**Short problem**
Repeat the material below exactly, line for line.

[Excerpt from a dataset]
- - - - -
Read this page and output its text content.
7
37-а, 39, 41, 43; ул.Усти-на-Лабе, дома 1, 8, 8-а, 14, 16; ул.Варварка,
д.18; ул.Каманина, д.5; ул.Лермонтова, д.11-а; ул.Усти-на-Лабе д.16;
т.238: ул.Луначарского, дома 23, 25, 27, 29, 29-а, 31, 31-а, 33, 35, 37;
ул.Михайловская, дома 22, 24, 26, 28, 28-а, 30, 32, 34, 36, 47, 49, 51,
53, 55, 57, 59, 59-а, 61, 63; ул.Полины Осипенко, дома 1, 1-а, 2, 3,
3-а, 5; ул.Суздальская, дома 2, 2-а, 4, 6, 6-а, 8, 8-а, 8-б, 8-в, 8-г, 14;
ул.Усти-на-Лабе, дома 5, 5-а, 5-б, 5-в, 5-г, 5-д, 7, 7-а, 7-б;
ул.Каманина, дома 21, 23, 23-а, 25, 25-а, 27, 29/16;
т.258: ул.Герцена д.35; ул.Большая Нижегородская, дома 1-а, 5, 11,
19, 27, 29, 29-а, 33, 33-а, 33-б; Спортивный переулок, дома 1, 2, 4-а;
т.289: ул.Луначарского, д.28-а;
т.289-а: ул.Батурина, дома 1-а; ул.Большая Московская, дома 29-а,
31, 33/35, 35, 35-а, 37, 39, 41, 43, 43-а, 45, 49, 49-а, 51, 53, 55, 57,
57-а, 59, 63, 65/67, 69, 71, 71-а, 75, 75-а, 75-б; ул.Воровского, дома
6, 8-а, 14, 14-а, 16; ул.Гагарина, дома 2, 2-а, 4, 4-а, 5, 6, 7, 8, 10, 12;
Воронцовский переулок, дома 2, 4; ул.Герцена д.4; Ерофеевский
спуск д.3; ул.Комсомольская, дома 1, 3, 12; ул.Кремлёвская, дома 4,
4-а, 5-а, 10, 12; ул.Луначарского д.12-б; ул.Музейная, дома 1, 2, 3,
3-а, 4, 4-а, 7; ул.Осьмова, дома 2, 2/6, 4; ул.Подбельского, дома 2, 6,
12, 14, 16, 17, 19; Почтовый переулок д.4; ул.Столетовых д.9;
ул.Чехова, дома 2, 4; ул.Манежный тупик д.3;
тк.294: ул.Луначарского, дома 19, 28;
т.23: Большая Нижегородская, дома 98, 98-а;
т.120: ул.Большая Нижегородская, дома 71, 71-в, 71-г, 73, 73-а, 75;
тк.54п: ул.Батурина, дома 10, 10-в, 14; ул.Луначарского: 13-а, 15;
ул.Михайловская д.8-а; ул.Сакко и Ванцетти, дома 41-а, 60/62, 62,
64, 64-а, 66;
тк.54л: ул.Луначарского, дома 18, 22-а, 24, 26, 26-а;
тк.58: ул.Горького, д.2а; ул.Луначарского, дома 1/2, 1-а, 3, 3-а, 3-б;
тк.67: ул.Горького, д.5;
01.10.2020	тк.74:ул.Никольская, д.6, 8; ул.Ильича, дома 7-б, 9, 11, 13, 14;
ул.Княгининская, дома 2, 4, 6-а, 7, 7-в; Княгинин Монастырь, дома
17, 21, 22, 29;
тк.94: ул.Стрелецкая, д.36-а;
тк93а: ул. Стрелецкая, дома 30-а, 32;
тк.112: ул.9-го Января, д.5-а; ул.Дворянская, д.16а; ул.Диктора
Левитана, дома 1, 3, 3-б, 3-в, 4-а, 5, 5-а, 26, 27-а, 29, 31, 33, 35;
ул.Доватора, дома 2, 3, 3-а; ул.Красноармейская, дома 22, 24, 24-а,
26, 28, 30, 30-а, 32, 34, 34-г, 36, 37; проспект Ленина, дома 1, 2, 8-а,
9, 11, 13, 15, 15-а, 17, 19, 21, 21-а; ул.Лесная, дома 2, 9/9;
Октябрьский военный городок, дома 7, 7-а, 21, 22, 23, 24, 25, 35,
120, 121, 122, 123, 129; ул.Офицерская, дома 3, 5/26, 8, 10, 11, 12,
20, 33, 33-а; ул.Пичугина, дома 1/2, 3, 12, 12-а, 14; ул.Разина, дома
- - - - -
**Worked answer**
Read this page and output its text content.
7
37-а, 39, 41, 43; ул.Усти-на-Лабе, дома 1, 8, 8-а, 14, 16; ул.Варварка,
д.18; ул.Каманина, д.5; ул.Лермонтова, д.11-а; ул.Усти-на-Лабе д.16;
т.238: ул.Луначарского, дома 23, 25, 27, 29, 29-а, 31, 31-а, 33, 35, 37;
ул.Михайловская, дома 22, 24, 26, 28, 28-а, 30, 32, 34, 36, 47, 49, 51,
53, 55, 57, 59, 59-а, 61, 63; ул.Полины Осипенко, дома 1, 1-а, 2, 3,
3-а, 5; ул.Суздальская, дома 2, 2-а, 4, 6, 6-а, 8, 8-а, 8-б, 8-в, 8-г, 14;
ул.Усти-на-Лабе, дома 5, 5-а, 5-б, 5-в, 5-г, 5-д, 7, 7-а, 7-б;
ул.Каманина, дома 21, 23, 23-а, 25, 25-а, 27, 29/16;
т.258: ул.Герцена д.35; ул.Большая Нижегородская, дома 1-а, 5, 11,
19, 27, 29, 29-а, 33, 33-а, 33-б; Спортивный переулок, дома 1, 2, 4-а;
т.289: ул.Луначарского, д.28-а;
т.289-а: ул.Батурина, дома 1-а; ул.Большая Московская, дома 29-а,
31, 33/35, 35, 35-а, 37, 39, 41, 43, 43-а, 45, 49, 49-а, 51, 53, 55, 57,
57-а, 59, 63, 65/67, 69, 71, 71-а, 75, 75-а, 75-б; ул.Воровского, дома
6, 8-а, 14, 14-а, 16; ул.Гагарина, дома 2, 2-а, 4, 4-а, 5, 6, 7, 8, 10, 12;
Воронцовский переулок, дома 2, 4; ул.Герцена д.4; Ерофеевский
спуск д.3; ул.Комсомольская, дома 1, 3, 12; ул.Кремлёвская, дома 4,
4-а, 5-а, 10, 12; ул.Луначарского д.12-б; ул.Музейная, дома 1, 2, 3,
3-а, 4, 4-а, 7; ул.Осьмова, дома 2, 2/6, 4; ул.Подбельского, дома 2, 6,
12, 14, 16, 17, 19; Почтовый переулок д.4; ул.Столетовых д.9;
ул.Чехова, дома 2, 4; ул.Манежный тупик д.3;
тк.294: ул.Луначарского, дома 19, 28;
т.23: Большая Нижегородская, дома 98, 98-а;
т.120: ул.Большая Нижегородская, дома 71, 71-в, 71-г, 73, 73-а, 75;
тк.54п: ул.Батурина, дома 10, 10-в, 14; ул.Луначарского: 13-а, 15;
ул.Михайловская д.8-а; ул.Сакко и Ванцетти, дома 41-а, 60/62, 62,
64, 64-а, 66;
тк.54л: ул.Луначарского, дома 18, 22-а, 24, 26, 26-а;
тк.58: ул.Горького, д.2а; ул.Луначарского, дома 1/2, 1-а, 3, 3-а, 3-б;
тк.67: ул.Горького, д.5;
01.10.2020	тк.74:ул.Никольская, д.6, 8; ул.Ильича, дома 7-б, 9, 11, 13, 14;
ул.Княгининская, дома 2, 4, 6-а, 7, 7-в; Княгинин Монастырь, дома
17, 21, 22, 29;
тк.94: ул.Стрелецкая, д.36-а;
тк93а: ул. Стрелецкая, дома 30-а, 32;
тк.112: ул.9-го Января, д.5-а; ул.Дворянская, д.16а; ул.Диктора
Левитана, дома 1, 3, 3-б, 3-в, 4-а, 5, 5-а, 26, 27-а, 29, 31, 33, 35;
ул.Доватора, дома 2, 3, 3-а; ул.Красноармейская, дома 22, 24, 24-а,
26, 28, 30, 30-а, 32, 34, 34-г, 36, 37; проспект Ленина, дома 1, 2, 8-а,
9, 11, 13, 15, 15-а, 17, 19, 21, 21-а; ул.Лесная, дома 2, 9/9;
Октябрьский военный городок, дома 7, 7-а, 21, 22, 23, 24, 25, 35,
120, 121, 122, 123, 129; ул.Офицерская, дома 3, 5/26, 8, 10, 11, 12,
20, 33, 33-а; ул.Пичугина, дома 1/2, 3, 12, 12-а, 14; ул.Разина, дома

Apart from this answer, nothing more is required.